··· Data for the task

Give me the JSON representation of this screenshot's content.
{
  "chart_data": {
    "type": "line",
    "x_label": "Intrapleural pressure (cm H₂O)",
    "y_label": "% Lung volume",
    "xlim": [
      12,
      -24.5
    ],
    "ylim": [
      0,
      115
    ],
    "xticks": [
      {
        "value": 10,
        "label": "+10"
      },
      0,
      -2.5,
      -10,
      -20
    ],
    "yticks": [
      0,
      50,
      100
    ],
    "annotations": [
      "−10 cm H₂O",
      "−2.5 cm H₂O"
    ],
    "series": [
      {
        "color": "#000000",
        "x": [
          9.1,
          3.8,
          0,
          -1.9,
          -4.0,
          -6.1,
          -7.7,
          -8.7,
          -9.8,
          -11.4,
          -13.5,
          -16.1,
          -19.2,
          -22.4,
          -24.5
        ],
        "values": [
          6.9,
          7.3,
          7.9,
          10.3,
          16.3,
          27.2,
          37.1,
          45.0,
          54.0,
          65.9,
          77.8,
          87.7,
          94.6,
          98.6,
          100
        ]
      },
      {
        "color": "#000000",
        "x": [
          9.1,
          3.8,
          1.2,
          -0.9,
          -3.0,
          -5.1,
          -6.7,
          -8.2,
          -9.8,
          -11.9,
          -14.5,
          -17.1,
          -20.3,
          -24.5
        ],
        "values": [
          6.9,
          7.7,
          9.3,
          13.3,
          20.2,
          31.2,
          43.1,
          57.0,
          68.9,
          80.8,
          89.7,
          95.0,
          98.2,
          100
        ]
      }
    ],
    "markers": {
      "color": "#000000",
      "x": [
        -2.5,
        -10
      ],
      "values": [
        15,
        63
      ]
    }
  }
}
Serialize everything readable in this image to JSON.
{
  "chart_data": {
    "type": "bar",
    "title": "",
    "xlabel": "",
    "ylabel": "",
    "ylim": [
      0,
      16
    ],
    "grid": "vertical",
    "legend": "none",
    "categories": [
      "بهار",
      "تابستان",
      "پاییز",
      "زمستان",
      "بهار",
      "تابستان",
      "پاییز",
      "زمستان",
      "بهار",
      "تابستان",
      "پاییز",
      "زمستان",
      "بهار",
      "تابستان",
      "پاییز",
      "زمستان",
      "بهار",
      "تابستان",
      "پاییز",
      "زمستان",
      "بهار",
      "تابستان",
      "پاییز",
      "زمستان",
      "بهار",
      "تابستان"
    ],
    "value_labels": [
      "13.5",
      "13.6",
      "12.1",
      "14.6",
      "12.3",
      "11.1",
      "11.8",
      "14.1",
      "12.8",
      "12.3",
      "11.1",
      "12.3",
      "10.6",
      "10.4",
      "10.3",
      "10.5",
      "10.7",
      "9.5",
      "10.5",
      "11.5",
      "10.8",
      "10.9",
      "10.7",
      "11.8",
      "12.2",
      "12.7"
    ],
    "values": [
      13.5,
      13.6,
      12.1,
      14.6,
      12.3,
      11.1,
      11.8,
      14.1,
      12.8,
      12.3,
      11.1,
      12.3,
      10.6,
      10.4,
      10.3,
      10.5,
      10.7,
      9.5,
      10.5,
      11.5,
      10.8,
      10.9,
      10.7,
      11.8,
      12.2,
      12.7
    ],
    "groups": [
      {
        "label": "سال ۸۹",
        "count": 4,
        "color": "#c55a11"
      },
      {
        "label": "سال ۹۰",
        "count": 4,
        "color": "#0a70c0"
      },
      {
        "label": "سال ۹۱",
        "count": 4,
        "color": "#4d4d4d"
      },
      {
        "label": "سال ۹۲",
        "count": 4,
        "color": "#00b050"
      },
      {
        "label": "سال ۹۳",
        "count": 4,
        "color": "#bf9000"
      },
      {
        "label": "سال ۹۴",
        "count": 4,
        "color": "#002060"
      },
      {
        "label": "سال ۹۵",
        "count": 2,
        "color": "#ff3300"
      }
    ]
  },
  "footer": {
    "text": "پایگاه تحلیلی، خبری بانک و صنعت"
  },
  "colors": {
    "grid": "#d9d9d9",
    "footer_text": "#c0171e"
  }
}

······

**Task to complete**
Output each record exactly, leaving nothing out.

**Worked solution**
Give me the JSON representation of this screenshot's content.
{
  "chart_data": {
    "type": "line",
    "x_label": "Intrapleural pressure (cm H₂O)",
    "y_label": "% Lung volume",
    "xlim": [
      12,
      -24.5
    ],
    "ylim": [
      0,
      115
    ],
    "xticks": [
      {
        "value": 10,
        "label": "+10"
      },
      0,
      -2.5,
      -10,
      -20
    ],
    "yticks": [
      0,
      50,
      100
    ],
    "annotations": [
      "−10 cm H₂O",
      "−2.5 cm H₂O"
    ],
    "series": [
      {
        "color": "#000000",
        "x": [
          9.1,
          3.8,
          0,
          -1.9,
          -4.0,
          -6.1,
          -7.7,
          -8.7,
          -9.8,
          -11.4,
          -13.5,
          -16.1,
          -19.2,
          -22.4,
          -24.5
        ],
        "values": [
          6.9,
          7.3,
          7.9,
          10.3,
          16.3,
          27.2,
          37.1,
          45.0,
          54.0,
          65.9,
          77.8,
          87.7,
          94.6,
          98.6,
          100
        ]
      },
      {
        "color": "#000000",
        "x": [
          9.1,
          3.8,
          1.2,
          -0.9,
          -3.0,
          -5.1,
          -6.7,
          -8.2,
          -9.8,
          -11.9,
          -14.5,
          -17.1,
          -20.3,
          -24.5
        ],
        "values": [
          6.9,
          7.7,
          9.3,
          13.3,
          20.2,
          31.2,
          43.1,
          57.0,
          68.9,
          80.8,
          89.7,
          95.0,
          98.2,
          100
        ]
      }
    ],
    "markers": {
      "color": "#000000",
      "x": [
        -2.5,
        -10
      ],
      "values": [
        15,
        63
      ]
    }
  }
}
Serialize everything readable in this image to JSON.
{
  "chart_data": {
    "type": "bar",
    "title": "",
    "xlabel": "",
    "ylabel": "",
    "ylim": [
      0,
      16
    ],
    "grid": "vertical",
    "legend": "none",
    "categories": [
      "بهار",
      "تابستان",
      "پاییز",
      "زمستان",
      "بهار",
      "تابستان",
      "پاییز",
      "زمستان",
      "بهار",
      "تابستان",
      "پاییز",
      "زمستان",
      "بهار",
      "تابستان",
      "پاییز",
      "زمستان",
      "بهار",
      "تابستان",
      "پاییز",
      "زمستان",
      "بهار",
      "تابستان",
      "پاییز",
      "زمستان",
      "بهار",
      "تابستان"
    ],
    "value_labels": [
      "13.5",
      "13.6",
      "12.1",
      "14.6",
      "12.3",
      "11.1",
      "11.8",
      "14.1",
      "12.8",
      "12.3",
      "11.1",
      "12.3",
      "10.6",
      "10.4",
      "10.3",
      "10.5",
      "10.7",
      "9.5",
      "10.5",
      "11.5",
      "10.8",
      "10.9",
      "10.7",
      "11.8",
      "12.2",
      "12.7"
    ],
    "values": [
      13.5,
      13.6,
      12.1,
      14.6,
      12.3,
      11.1,
      11.8,
      14.1,
      12.8,
      12.3,
      11.1,
      12.3,
      10.6,
      10.4,
      10.3,
      10.5,
      10.7,
      9.5,
      10.5,
      11.5,
      10.8,
      10.9,
      10.7,
      11.8,
      12.2,
      12.7
    ],
    "groups": [
      {
        "label": "سال ۸۹",
        "count": 4,
        "color": "#c55a11"
      },
      {
        "label": "سال ۹۰",
        "count": 4,
        "color": "#0a70c0"
      },
      {
        "label": "سال ۹۱",
        "count": 4,
        "color": "#4d4d4d"
      },
      {
        "label": "سال ۹۲",
        "count": 4,
        "color": "#00b050"
      },
      {
        "label": "سال ۹۳",
        "count": 4,
        "color": "#bf9000"
      },
      {
        "label": "سال ۹۴",
        "count": 4,
        "color": "#002060"
      },
      {
        "label": "سال ۹۵",
        "count": 2,
        "color": "#ff3300"
      }
    ]
  },
  "footer": {
    "text": "پایگاه تحلیلی، خبری بانک و صنعت"
  },
  "colors": {
    "grid": "#d9d9d9",
    "footer_text": "#c0171e"
  }
}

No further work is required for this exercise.